● **TASK DIRECTIONS**:
Copy the data precisely, character for character, and leave out every picture.

★ ★ ★ ★

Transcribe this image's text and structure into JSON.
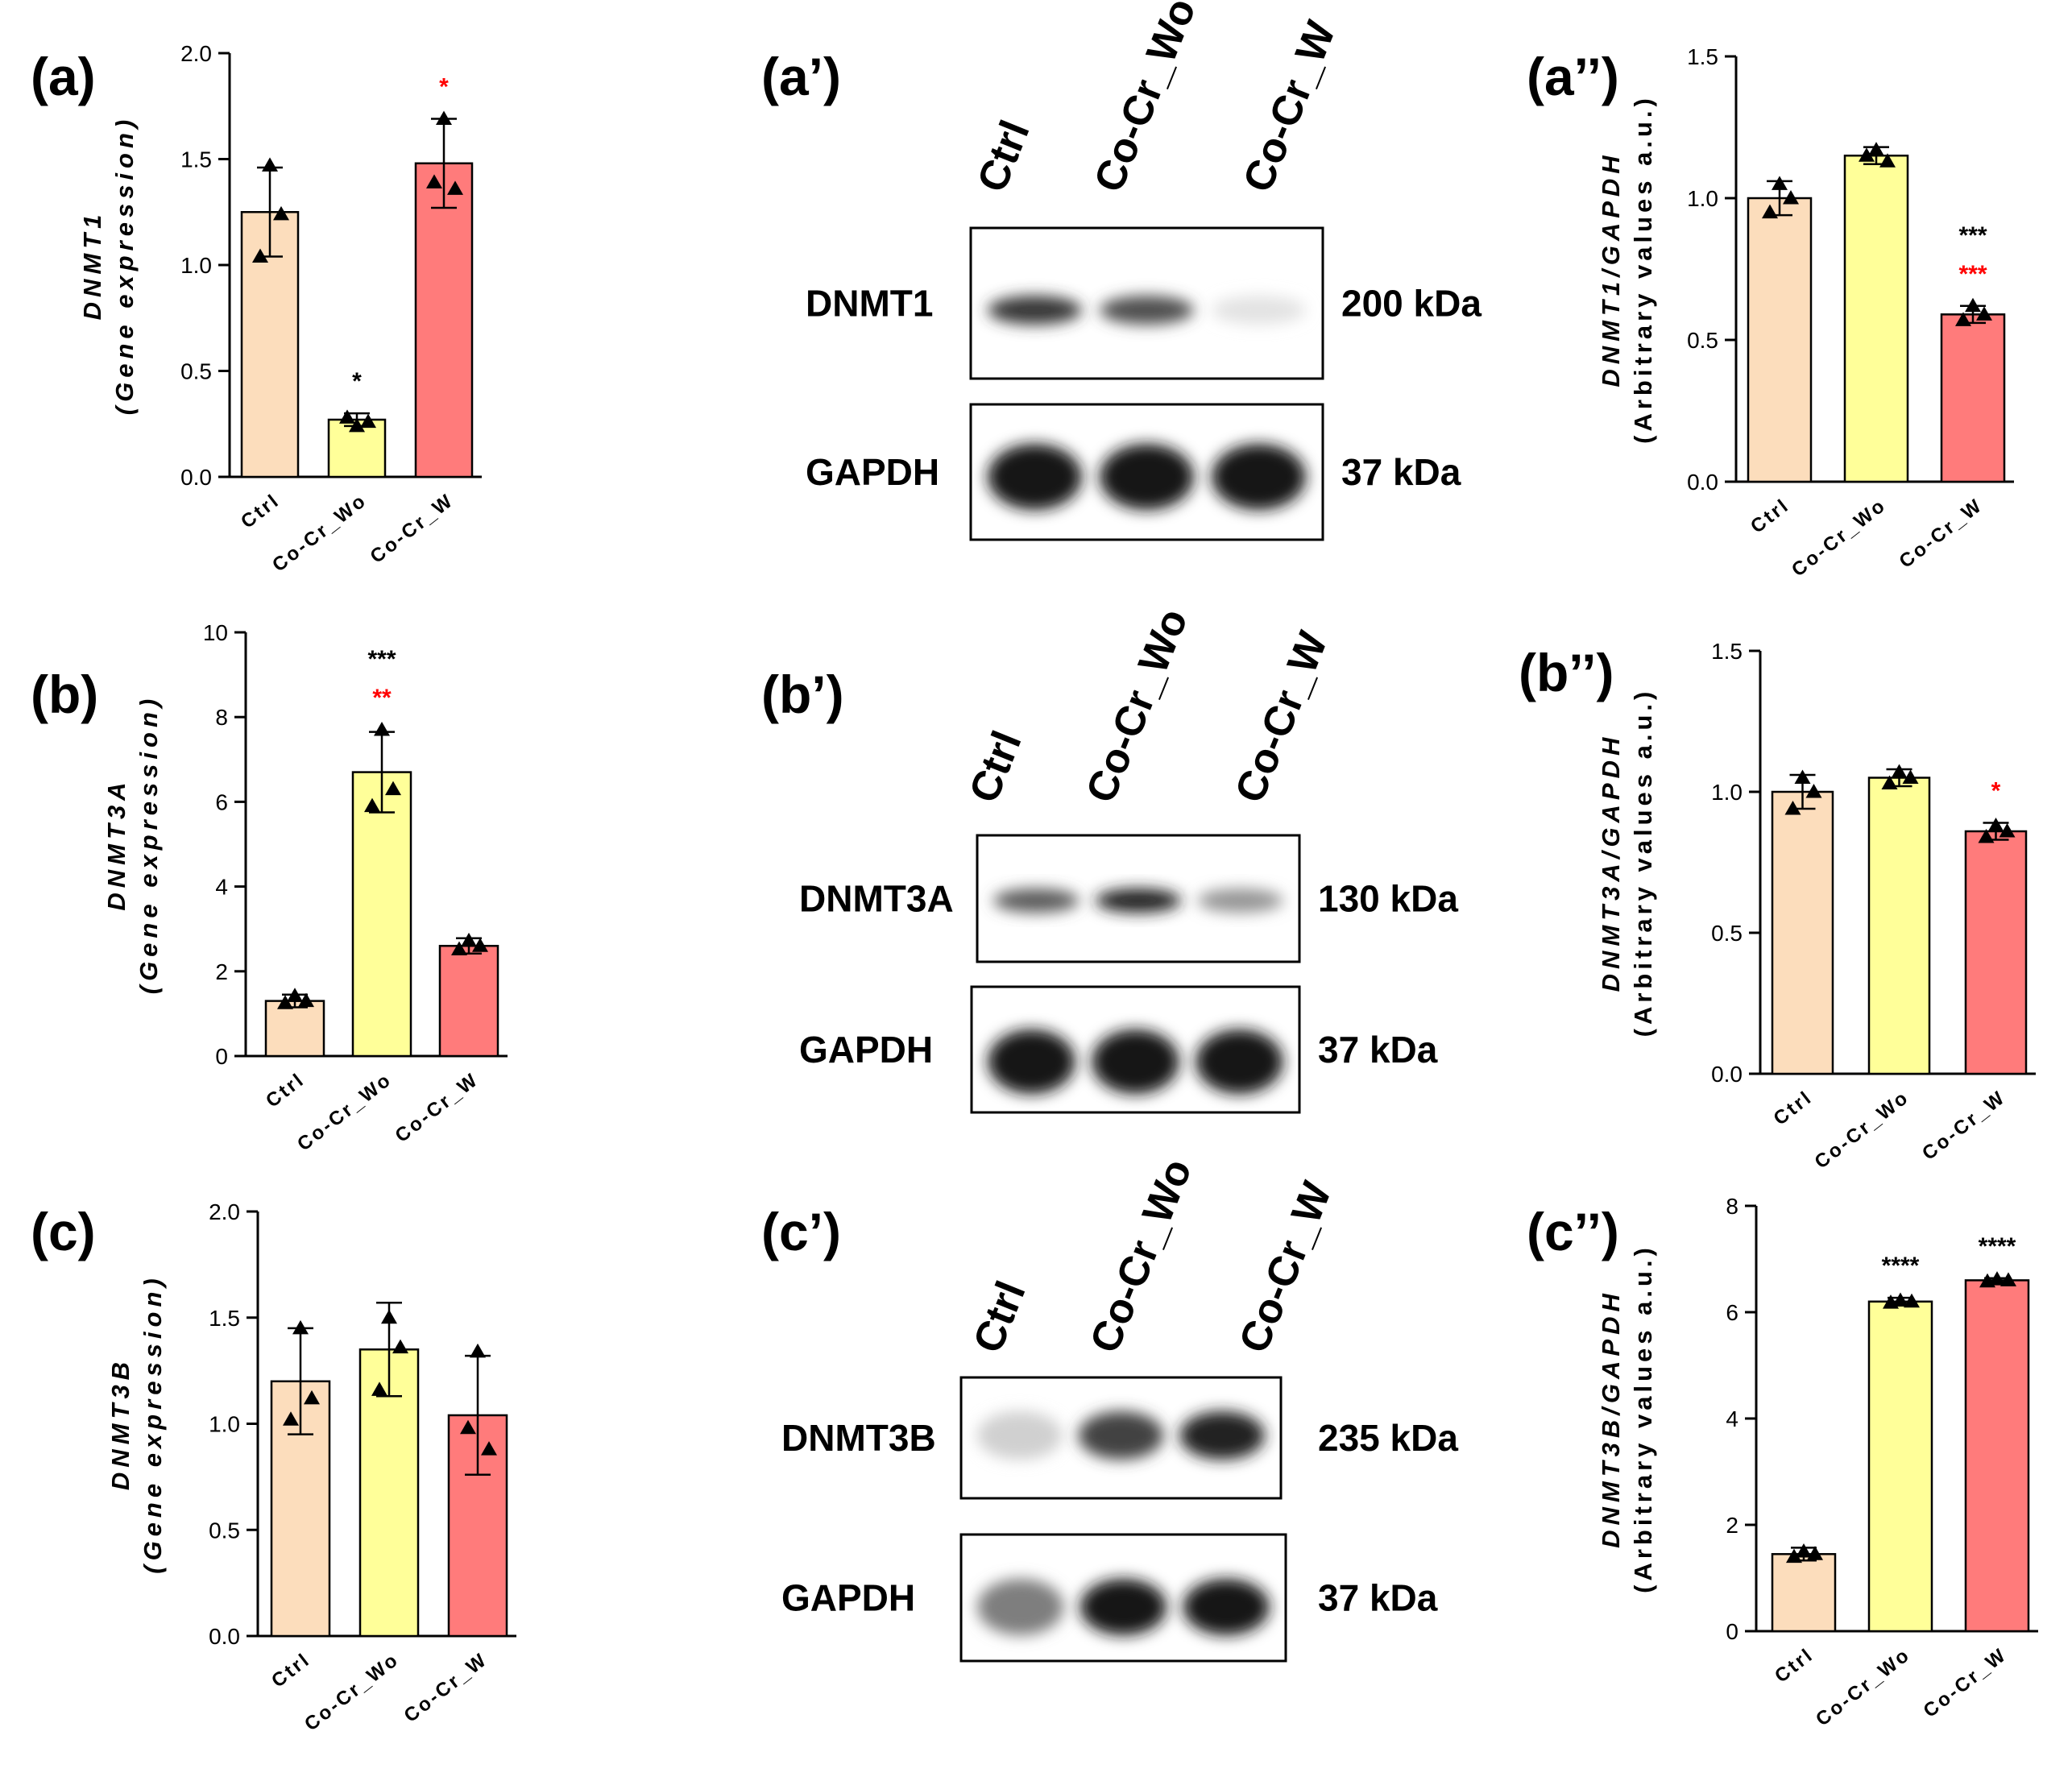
{
  "panel_labels": {
    "a": "(a)",
    "a1": "(a’)",
    "a2": "(a’’)",
    "b": "(b)",
    "b1": "(b’)",
    "b2": "(b’’)",
    "c": "(c)",
    "c1": "(c’)",
    "c2": "(c’’)"
  },
  "colors": {
    "ctrl": "#FCDDBC",
    "cocr_wo": "#FFFF99",
    "cocr_w": "#FF7B7B",
    "sig_black": "#000000",
    "sig_red": "#FF0000"
  },
  "chart_data": [
    {
      "id": "a",
      "type": "bar",
      "title": "",
      "ylabel_line1": "DNMT1",
      "ylabel_line2": "(Gene expression)",
      "categories": [
        "Ctrl",
        "Co-Cr_Wo",
        "Co-Cr_W"
      ],
      "values": [
        1.25,
        0.27,
        1.48
      ],
      "errors": [
        0.21,
        0.03,
        0.21
      ],
      "points": [
        [
          1.47,
          1.04,
          1.24
        ],
        [
          0.24,
          0.28,
          0.26
        ],
        [
          1.69,
          1.39,
          1.36
        ]
      ],
      "ylim": [
        0,
        2.0
      ],
      "ticks": [
        "0.0",
        "0.5",
        "1.0",
        "1.5",
        "2.0"
      ],
      "annotations": [
        {
          "bar": 1,
          "lines": [
            {
              "text": "*",
              "color": "black"
            }
          ]
        },
        {
          "bar": 2,
          "lines": [
            {
              "text": "*",
              "color": "red"
            }
          ]
        }
      ]
    },
    {
      "id": "a2",
      "type": "bar",
      "title": "",
      "ylabel_line1": "DNMT1/GAPDH",
      "ylabel_line2": "(Arbitrary values a.u.)",
      "categories": [
        "Ctrl",
        "Co-Cr_Wo",
        "Co-Cr_W"
      ],
      "values": [
        1.0,
        1.15,
        0.59
      ],
      "errors": [
        0.06,
        0.03,
        0.03
      ],
      "points": [
        [
          1.05,
          0.95,
          1.0
        ],
        [
          1.17,
          1.15,
          1.13
        ],
        [
          0.62,
          0.57,
          0.59
        ]
      ],
      "ylim": [
        0,
        1.5
      ],
      "ticks": [
        "0.0",
        "0.5",
        "1.0",
        "1.5"
      ],
      "annotations": [
        {
          "bar": 2,
          "lines": [
            {
              "text": "***",
              "color": "black"
            },
            {
              "text": "***",
              "color": "red"
            }
          ]
        }
      ]
    },
    {
      "id": "b",
      "type": "bar",
      "title": "",
      "ylabel_line1": "DNMT3A",
      "ylabel_line2": "(Gene expression)",
      "categories": [
        "Ctrl",
        "Co-Cr_Wo",
        "Co-Cr_W"
      ],
      "values": [
        1.3,
        6.7,
        2.6
      ],
      "errors": [
        0.15,
        0.95,
        0.18
      ],
      "points": [
        [
          1.42,
          1.25,
          1.3
        ],
        [
          7.7,
          5.9,
          6.3
        ],
        [
          2.72,
          2.52,
          2.6
        ]
      ],
      "ylim": [
        0,
        10
      ],
      "ticks": [
        "0",
        "2",
        "4",
        "6",
        "8",
        "10"
      ],
      "annotations": [
        {
          "bar": 1,
          "lines": [
            {
              "text": "***",
              "color": "black"
            },
            {
              "text": "**",
              "color": "red"
            }
          ]
        }
      ]
    },
    {
      "id": "b2",
      "type": "bar",
      "title": "",
      "ylabel_line1": "DNMT3A/GAPDH",
      "ylabel_line2": "(Arbitrary values a.u.)",
      "categories": [
        "Ctrl",
        "Co-Cr_Wo",
        "Co-Cr_W"
      ],
      "values": [
        1.0,
        1.05,
        0.86
      ],
      "errors": [
        0.06,
        0.03,
        0.03
      ],
      "points": [
        [
          1.05,
          0.94,
          1.0
        ],
        [
          1.07,
          1.03,
          1.05
        ],
        [
          0.88,
          0.84,
          0.86
        ]
      ],
      "ylim": [
        0,
        1.5
      ],
      "ticks": [
        "0.0",
        "0.5",
        "1.0",
        "1.5"
      ],
      "annotations": [
        {
          "bar": 2,
          "lines": [
            {
              "text": "*",
              "color": "red"
            }
          ]
        }
      ]
    },
    {
      "id": "c",
      "type": "bar",
      "title": "",
      "ylabel_line1": "DNMT3B",
      "ylabel_line2": "(Gene expression)",
      "categories": [
        "Ctrl",
        "Co-Cr_Wo",
        "Co-Cr_W"
      ],
      "values": [
        1.2,
        1.35,
        1.04
      ],
      "errors": [
        0.25,
        0.22,
        0.28
      ],
      "points": [
        [
          1.45,
          1.02,
          1.12
        ],
        [
          1.5,
          1.16,
          1.36
        ],
        [
          1.34,
          0.98,
          0.88
        ]
      ],
      "ylim": [
        0,
        2.0
      ],
      "ticks": [
        "0.0",
        "0.5",
        "1.0",
        "1.5",
        "2.0"
      ],
      "annotations": []
    },
    {
      "id": "c2",
      "type": "bar",
      "title": "",
      "ylabel_line1": "DNMT3B/GAPDH",
      "ylabel_line2": "(Arbitrary values a.u.)",
      "categories": [
        "Ctrl",
        "Co-Cr_Wo",
        "Co-Cr_W"
      ],
      "values": [
        1.45,
        6.2,
        6.6
      ],
      "errors": [
        0.12,
        0.07,
        0.04
      ],
      "points": [
        [
          1.5,
          1.4,
          1.45
        ],
        [
          6.22,
          6.18,
          6.2
        ],
        [
          6.62,
          6.58,
          6.6
        ]
      ],
      "ylim": [
        0,
        8
      ],
      "ticks": [
        "0",
        "2",
        "4",
        "6",
        "8"
      ],
      "annotations": [
        {
          "bar": 1,
          "lines": [
            {
              "text": "****",
              "color": "black"
            }
          ]
        },
        {
          "bar": 2,
          "lines": [
            {
              "text": "****",
              "color": "black"
            }
          ]
        }
      ]
    }
  ],
  "blots": [
    {
      "id": "a1",
      "lanes": [
        "Ctrl",
        "Co-Cr_Wo",
        "Co-Cr_W"
      ],
      "rows": [
        {
          "name": "DNMT1",
          "kda": "200 kDa",
          "intensity": [
            0.85,
            0.75,
            0.12
          ]
        },
        {
          "name": "GAPDH",
          "kda": "37 kDa",
          "intensity": [
            1.0,
            1.0,
            1.0
          ]
        }
      ]
    },
    {
      "id": "b1",
      "lanes": [
        "Ctrl",
        "Co-Cr_Wo",
        "Co-Cr_W"
      ],
      "rows": [
        {
          "name": "DNMT3A",
          "kda": "130 kDa",
          "intensity": [
            0.7,
            0.95,
            0.45
          ]
        },
        {
          "name": "GAPDH",
          "kda": "37 kDa",
          "intensity": [
            1.0,
            1.0,
            1.0
          ]
        }
      ]
    },
    {
      "id": "c1",
      "lanes": [
        "Ctrl",
        "Co-Cr_Wo",
        "Co-Cr_W"
      ],
      "rows": [
        {
          "name": "DNMT3B",
          "kda": "235 kDa",
          "intensity": [
            0.2,
            0.8,
            0.95
          ]
        },
        {
          "name": "GAPDH",
          "kda": "37 kDa",
          "intensity": [
            0.55,
            1.0,
            1.0
          ]
        }
      ]
    }
  ]
}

★ ★ ★ ★

● **OUTPUT FOR THIS EXERCISE**:
Transcribe this image's text and structure into JSON.
{
  "panel_labels": {
    "a": "(a)",
    "a1": "(a’)",
    "a2": "(a’’)",
    "b": "(b)",
    "b1": "(b’)",
    "b2": "(b’’)",
    "c": "(c)",
    "c1": "(c’)",
    "c2": "(c’’)"
  },
  "colors": {
    "ctrl": "#FCDDBC",
    "cocr_wo": "#FFFF99",
    "cocr_w": "#FF7B7B",
    "sig_black": "#000000",
    "sig_red": "#FF0000"
  },
  "chart_data": [
    {
      "id": "a",
      "type": "bar",
      "title": "",
      "ylabel_line1": "DNMT1",
      "ylabel_line2": "(Gene expression)",
      "categories": [
        "Ctrl",
        "Co-Cr_Wo",
        "Co-Cr_W"
      ],
      "values": [
        1.25,
        0.27,
        1.48
      ],
      "errors": [
        0.21,
        0.03,
        0.21
      ],
      "points": [
        [
          1.47,
          1.04,
          1.24
        ],
        [
          0.24,
          0.28,
          0.26
        ],
        [
          1.69,
          1.39,
          1.36
        ]
      ],
      "ylim": [
        0,
        2.0
      ],
      "ticks": [
        "0.0",
        "0.5",
        "1.0",
        "1.5",
        "2.0"
      ],
      "annotations": [
        {
          "bar": 1,
          "lines": [
            {
              "text": "*",
              "color": "black"
            }
          ]
        },
        {
          "bar": 2,
          "lines": [
            {
              "text": "*",
              "color": "red"
            }
          ]
        }
      ]
    },
    {
      "id": "a2",
      "type": "bar",
      "title": "",
      "ylabel_line1": "DNMT1/GAPDH",
      "ylabel_line2": "(Arbitrary values a.u.)",
      "categories": [
        "Ctrl",
        "Co-Cr_Wo",
        "Co-Cr_W"
      ],
      "values": [
        1.0,
        1.15,
        0.59
      ],
      "errors": [
        0.06,
        0.03,
        0.03
      ],
      "points": [
        [
          1.05,
          0.95,
          1.0
        ],
        [
          1.17,
          1.15,
          1.13
        ],
        [
          0.62,
          0.57,
          0.59
        ]
      ],
      "ylim": [
        0,
        1.5
      ],
      "ticks": [
        "0.0",
        "0.5",
        "1.0",
        "1.5"
      ],
      "annotations": [
        {
          "bar": 2,
          "lines": [
            {
              "text": "***",
              "color": "black"
            },
            {
              "text": "***",
              "color": "red"
            }
          ]
        }
      ]
    },
    {
      "id": "b",
      "type": "bar",
      "title": "",
      "ylabel_line1": "DNMT3A",
      "ylabel_line2": "(Gene expression)",
      "categories": [
        "Ctrl",
        "Co-Cr_Wo",
        "Co-Cr_W"
      ],
      "values": [
        1.3,
        6.7,
        2.6
      ],
      "errors": [
        0.15,
        0.95,
        0.18
      ],
      "points": [
        [
          1.42,
          1.25,
          1.3
        ],
        [
          7.7,
          5.9,
          6.3
        ],
        [
          2.72,
          2.52,
          2.6
        ]
      ],
      "ylim": [
        0,
        10
      ],
      "ticks": [
        "0",
        "2",
        "4",
        "6",
        "8",
        "10"
      ],
      "annotations": [
        {
          "bar": 1,
          "lines": [
            {
              "text": "***",
              "color": "black"
            },
            {
              "text": "**",
              "color": "red"
            }
          ]
        }
      ]
    },
    {
      "id": "b2",
      "type": "bar",
      "title": "",
      "ylabel_line1": "DNMT3A/GAPDH",
      "ylabel_line2": "(Arbitrary values a.u.)",
      "categories": [
        "Ctrl",
        "Co-Cr_Wo",
        "Co-Cr_W"
      ],
      "values": [
        1.0,
        1.05,
        0.86
      ],
      "errors": [
        0.06,
        0.03,
        0.03
      ],
      "points": [
        [
          1.05,
          0.94,
          1.0
        ],
        [
          1.07,
          1.03,
          1.05
        ],
        [
          0.88,
          0.84,
          0.86
        ]
      ],
      "ylim": [
        0,
        1.5
      ],
      "ticks": [
        "0.0",
        "0.5",
        "1.0",
        "1.5"
      ],
      "annotations": [
        {
          "bar": 2,
          "lines": [
            {
              "text": "*",
              "color": "red"
            }
          ]
        }
      ]
    },
    {
      "id": "c",
      "type": "bar",
      "title": "",
      "ylabel_line1": "DNMT3B",
      "ylabel_line2": "(Gene expression)",
      "categories": [
        "Ctrl",
        "Co-Cr_Wo",
        "Co-Cr_W"
      ],
      "values": [
        1.2,
        1.35,
        1.04
      ],
      "errors": [
        0.25,
        0.22,
        0.28
      ],
      "points": [
        [
          1.45,
          1.02,
          1.12
        ],
        [
          1.5,
          1.16,
          1.36
        ],
        [
          1.34,
          0.98,
          0.88
        ]
      ],
      "ylim": [
        0,
        2.0
      ],
      "ticks": [
        "0.0",
        "0.5",
        "1.0",
        "1.5",
        "2.0"
      ],
      "annotations": []
    },
    {
      "id": "c2",
      "type": "bar",
      "title": "",
      "ylabel_line1": "DNMT3B/GAPDH",
      "ylabel_line2": "(Arbitrary values a.u.)",
      "categories": [
        "Ctrl",
        "Co-Cr_Wo",
        "Co-Cr_W"
      ],
      "values": [
        1.45,
        6.2,
        6.6
      ],
      "errors": [
        0.12,
        0.07,
        0.04
      ],
      "points": [
        [
          1.5,
          1.4,
          1.45
        ],
        [
          6.22,
          6.18,
          6.2
        ],
        [
          6.62,
          6.58,
          6.6
        ]
      ],
      "ylim": [
        0,
        8
      ],
      "ticks": [
        "0",
        "2",
        "4",
        "6",
        "8"
      ],
      "annotations": [
        {
          "bar": 1,
          "lines": [
            {
              "text": "****",
              "color": "black"
            }
          ]
        },
        {
          "bar": 2,
          "lines": [
            {
              "text": "****",
              "color": "black"
            }
          ]
        }
      ]
    }
  ],
  "blots": [
    {
      "id": "a1",
      "lanes": [
        "Ctrl",
        "Co-Cr_Wo",
        "Co-Cr_W"
      ],
      "rows": [
        {
          "name": "DNMT1",
          "kda": "200 kDa",
          "intensity": [
            0.85,
            0.75,
            0.12
          ]
        },
        {
          "name": "GAPDH",
          "kda": "37 kDa",
          "intensity": [
            1.0,
            1.0,
            1.0
          ]
        }
      ]
    },
    {
      "id": "b1",
      "lanes": [
        "Ctrl",
        "Co-Cr_Wo",
        "Co-Cr_W"
      ],
      "rows": [
        {
          "name": "DNMT3A",
          "kda": "130 kDa",
          "intensity": [
            0.7,
            0.95,
            0.45
          ]
        },
        {
          "name": "GAPDH",
          "kda": "37 kDa",
          "intensity": [
            1.0,
            1.0,
            1.0
          ]
        }
      ]
    },
    {
      "id": "c1",
      "lanes": [
        "Ctrl",
        "Co-Cr_Wo",
        "Co-Cr_W"
      ],
      "rows": [
        {
          "name": "DNMT3B",
          "kda": "235 kDa",
          "intensity": [
            0.2,
            0.8,
            0.95
          ]
        },
        {
          "name": "GAPDH",
          "kda": "37 kDa",
          "intensity": [
            0.55,
            1.0,
            1.0
          ]
        }
      ]
    }
  ]
}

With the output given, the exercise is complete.